§ **What is needed**: Could you transcribe every record below exactly as written, leaving out any pictures?

§ **Supplied data**:
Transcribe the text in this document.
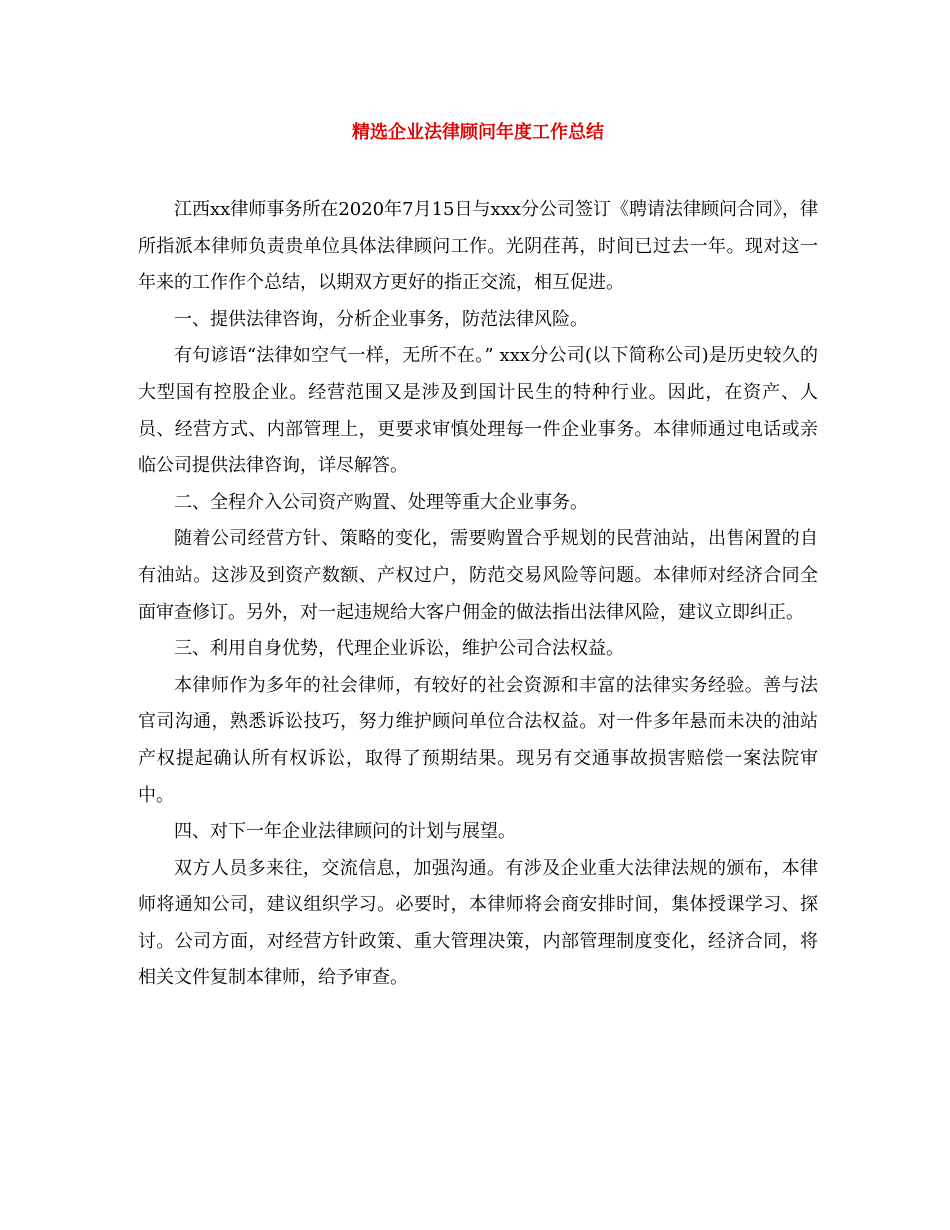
精选企业法律顾问年度工作总结

江西xx律师事务所在2020年7月15日与xxx分公司签订《聘请法律顾问合同》，律所指派本律师负责贵单位具体法律顾问工作。光阴荏苒，时间已过去一年。现对这一年来的工作作个总结，以期双方更好的指正交流，相互促进。

一、提供法律咨询，分析企业事务，防范法律风险。

有句谚语“法律如空气一样，无所不在。” xxx分公司(以下简称公司)是历史较久的大型国有控股企业。经营范围又是涉及到国计民生的特种行业。因此，在资产、人员、经营方式、内部管理上，更要求审慎处理每一件企业事务。本律师通过电话或亲临公司提供法律咨询，详尽解答。

二、全程介入公司资产购置、处理等重大企业事务。

随着公司经营方针、策略的变化，需要购置合乎规划的民营油站，出售闲置的自有油站。这涉及到资产数额、产权过户，防范交易风险等问题。本律师对经济合同全面审查修订。另外，对一起违规给大客户佣金的做法指出法律风险，建议立即纠正。

三、利用自身优势，代理企业诉讼，维护公司合法权益。

本律师作为多年的社会律师，有较好的社会资源和丰富的法律实务经验。善与法官司沟通，熟悉诉讼技巧，努力维护顾问单位合法权益。对一件多年悬而未决的油站产权提起确认所有权诉讼，取得了预期结果。现另有交通事故损害赔偿一案法院审中。

四、对下一年企业法律顾问的计划与展望。

双方人员多来往，交流信息，加强沟通。有涉及企业重大法律法规的颁布，本律师将通知公司，建议组织学习。必要时，本律师将会商安排时间，集体授课学习、探讨。公司方面，对经营方针政策、重大管理决策，内部管理制度变化，经济合同，将相关文件复制本律师，给予审查。
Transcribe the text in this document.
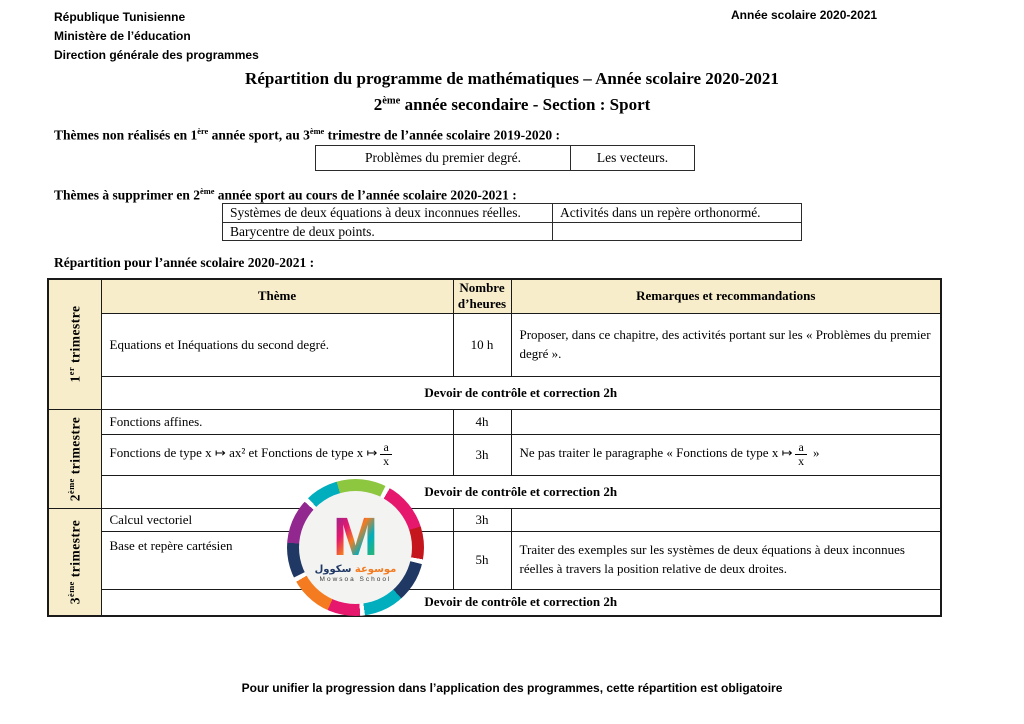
République Tunisienne
Ministère de l’éducation
Direction générale des programmes
Année scolaire 2020-2021
Répartition du programme de mathématiques – Année scolaire 2020-2021
2ème année secondaire - Section : Sport
Thèmes non réalisés en 1ère année sport, au 3ème trimestre de l’année scolaire 2019-2020 :
Problèmes du premier degré.	Les vecteurs.
Thèmes à supprimer en 2ème année sport au cours de l’année scolaire 2020-2021 :
Systèmes de deux équations à deux inconnues réelles.	Activités dans un repère orthonormé.
Barycentre de deux points.
Répartition pour l’année scolaire 2020-2021 :
1er trimestre	Thème	Nombre d’heures	Remarques et recommandations
	Equations et Inéquations du second degré.	10 h	Proposer, dans ce chapitre, des activités portant sur les « Problèmes du premier degré ».
	Devoir de contrôle et correction 2h		

2ème trimestre	Fonctions affines.	4h	
	Fonctions de type x ↦ ax² et Fonctions de type x ↦ $\frac{a}{x}$	3h	Ne pas traiter le paragraphe « Fonctions de type x ↦ $\frac{a}{x}$ »
	Devoir de contrôle et correction 2h		

3ème trimestre	Calcul vectoriel	3h	
	Base et repère cartésien	5h	Traiter des exemples sur les systèmes de deux équations à deux inconnues réelles à travers la position relative de deux droites.
	Devoir de contrôle et correction 2h		
M
موسوعة سكوول
Mowsoa School
Pour unifier la progression dans l’application des programmes, cette répartition est obligatoire
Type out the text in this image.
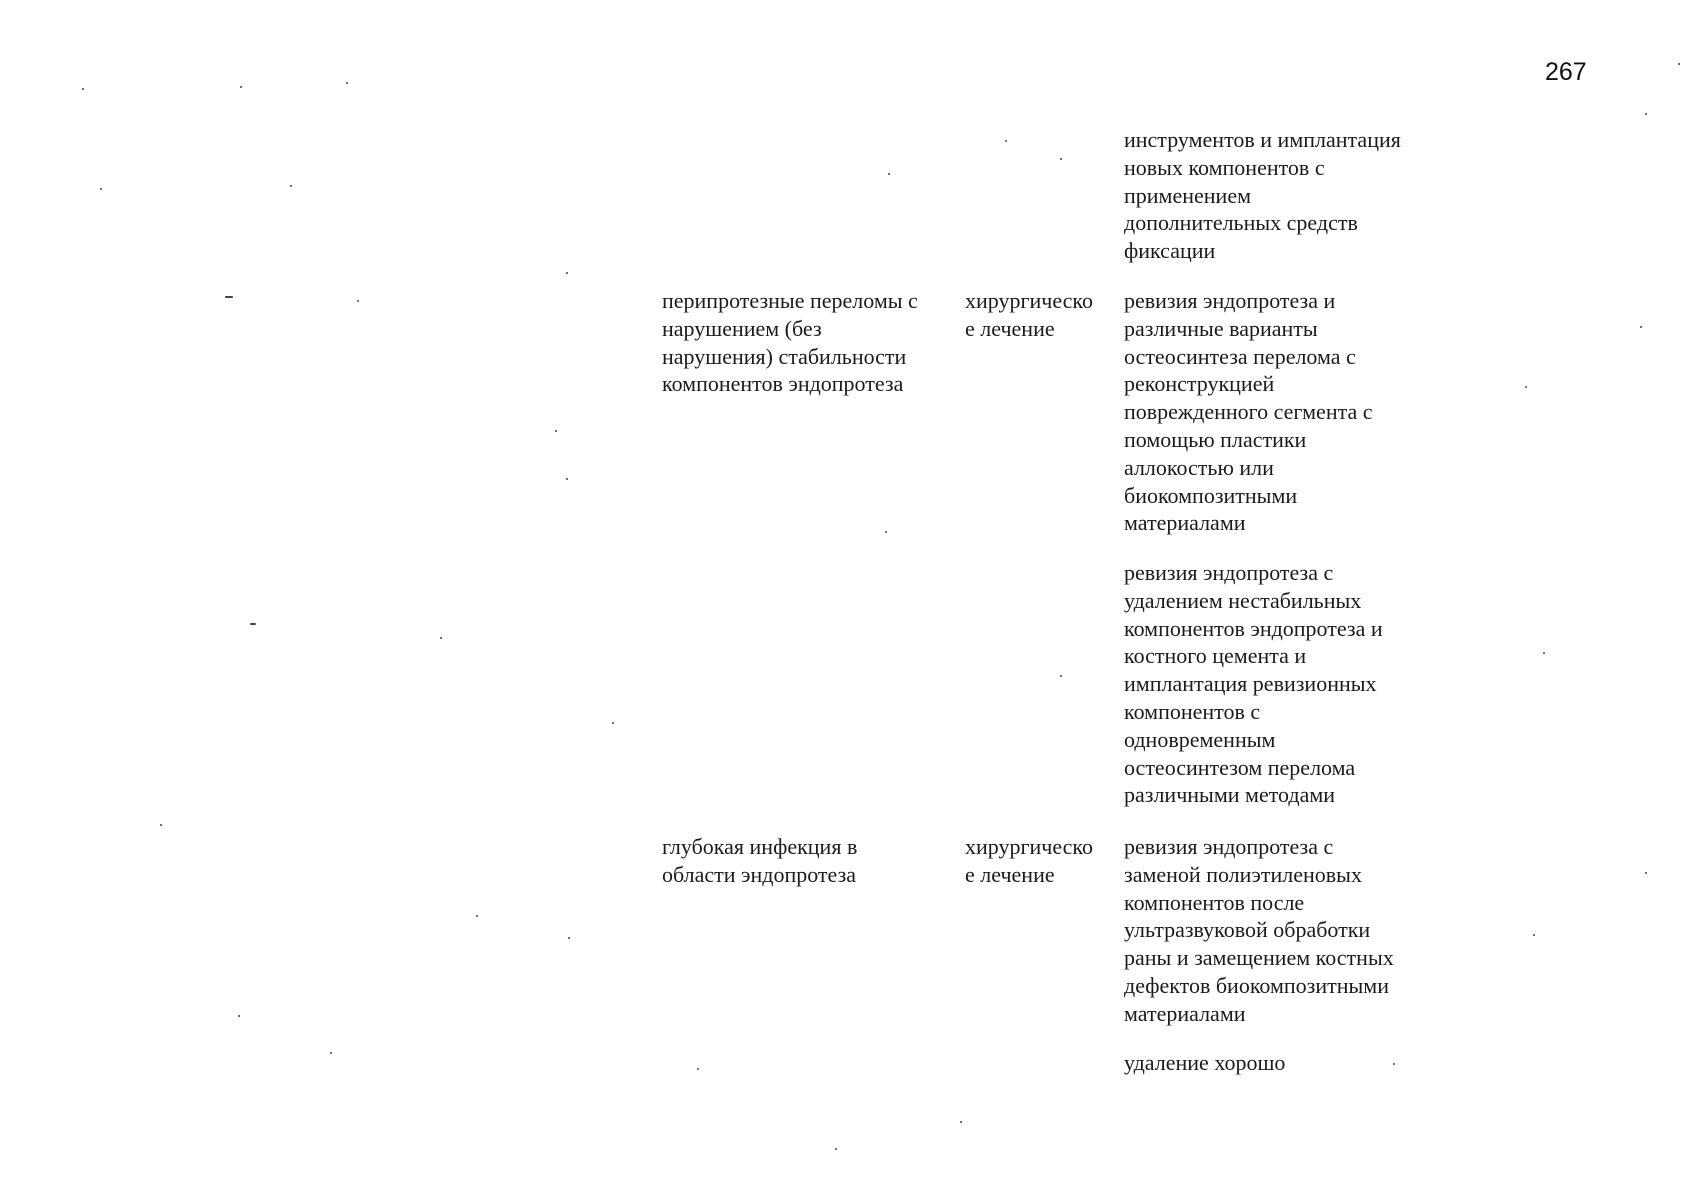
267
инструментов и имплантация
новых компонентов с
применением
дополнительных средств
фиксации
перипротезные переломы с
нарушением (без
нарушения) стабильности
компонентов эндопротеза
хирургическо
е лечение
ревизия эндопротеза и
различные варианты
остеосинтеза перелома с
реконструкцией
поврежденного сегмента с
помощью пластики
аллокостью или
биокомпозитными
материалами
ревизия эндопротеза с
удалением нестабильных
компонентов эндопротеза и
костного цемента и
имплантация ревизионных
компонентов с
одновременным
остеосинтезом перелома
различными методами
глубокая инфекция в
области эндопротеза
хирургическо
е лечение
ревизия эндопротеза с
заменой полиэтиленовых
компонентов после
ультразвуковой обработки
раны и замещением костных
дефектов биокомпозитными
материалами
удаление хорошо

§ **Expected answer**:
Transcribe the text in this document.
精选企业法律顾问年度工作总结

江西xx律师事务所在2020年7月15日与xxx分公司签订《聘请法律顾问合同》，律所指派本律师负责贵单位具体法律顾问工作。光阴荏苒，时间已过去一年。现对这一年来的工作作个总结，以期双方更好的指正交流，相互促进。

一、提供法律咨询，分析企业事务，防范法律风险。

有句谚语“法律如空气一样，无所不在。” xxx分公司(以下简称公司)是历史较久的大型国有控股企业。经营范围又是涉及到国计民生的特种行业。因此，在资产、人员、经营方式、内部管理上，更要求审慎处理每一件企业事务。本律师通过电话或亲临公司提供法律咨询，详尽解答。

二、全程介入公司资产购置、处理等重大企业事务。

随着公司经营方针、策略的变化，需要购置合乎规划的民营油站，出售闲置的自有油站。这涉及到资产数额、产权过户，防范交易风险等问题。本律师对经济合同全面审查修订。另外，对一起违规给大客户佣金的做法指出法律风险，建议立即纠正。

三、利用自身优势，代理企业诉讼，维护公司合法权益。

本律师作为多年的社会律师，有较好的社会资源和丰富的法律实务经验。善与法官司沟通，熟悉诉讼技巧，努力维护顾问单位合法权益。对一件多年悬而未决的油站产权提起确认所有权诉讼，取得了预期结果。现另有交通事故损害赔偿一案法院审中。

四、对下一年企业法律顾问的计划与展望。

双方人员多来往，交流信息，加强沟通。有涉及企业重大法律法规的颁布，本律师将通知公司，建议组织学习。必要时，本律师将会商安排时间，集体授课学习、探讨。公司方面，对经营方针政策、重大管理决策，内部管理制度变化，经济合同，将相关文件复制本律师，给予审查。
Transcribe the text in this document.
République Tunisienne
Ministère de l’éducation
Direction générale des programmes
Année scolaire 2020-2021
Répartition du programme de mathématiques – Année scolaire 2020-2021
2ème année secondaire - Section : Sport
Thèmes non réalisés en 1ère année sport, au 3ème trimestre de l’année scolaire 2019-2020 :
Problèmes du premier degré.	Les vecteurs.
Thèmes à supprimer en 2ème année sport au cours de l’année scolaire 2020-2021 :
Systèmes de deux équations à deux inconnues réelles.	Activités dans un repère orthonormé.
Barycentre de deux points.
Répartition pour l’année scolaire 2020-2021 :
1er trimestre	Thème	Nombre d’heures	Remarques et recommandations
	Equations et Inéquations du second degré.	10 h	Proposer, dans ce chapitre, des activités portant sur les « Problèmes du premier degré ».
	Devoir de contrôle et correction 2h		

2ème trimestre	Fonctions affines.	4h	
	Fonctions de type x ↦ ax² et Fonctions de type x ↦ $\frac{a}{x}$	3h	Ne pas traiter le paragraphe « Fonctions de type x ↦ $\frac{a}{x}$ »
	Devoir de contrôle et correction 2h		

3ème trimestre	Calcul vectoriel	3h	
	Base et repère cartésien	5h	Traiter des exemples sur les systèmes de deux équations à deux inconnues réelles à travers la position relative de deux droites.
	Devoir de contrôle et correction 2h		
M
موسوعة سكوول
Mowsoa School
Pour unifier la progression dans l’application des programmes, cette répartition est obligatoire
Type out the text in this image.
267
инструментов и имплантация
новых компонентов с
применением
дополнительных средств
фиксации
перипротезные переломы с
нарушением (без
нарушения) стабильности
компонентов эндопротеза
хирургическо
е лечение
ревизия эндопротеза и
различные варианты
остеосинтеза перелома с
реконструкцией
поврежденного сегмента с
помощью пластики
аллокостью или
биокомпозитными
материалами
ревизия эндопротеза с
удалением нестабильных
компонентов эндопротеза и
костного цемента и
имплантация ревизионных
компонентов с
одновременным
остеосинтезом перелома
различными методами
глубокая инфекция в
области эндопротеза
хирургическо
е лечение
ревизия эндопротеза с
заменой полиэтиленовых
компонентов после
ультразвуковой обработки
раны и замещением костных
дефектов биокомпозитными
материалами
удаление хорошо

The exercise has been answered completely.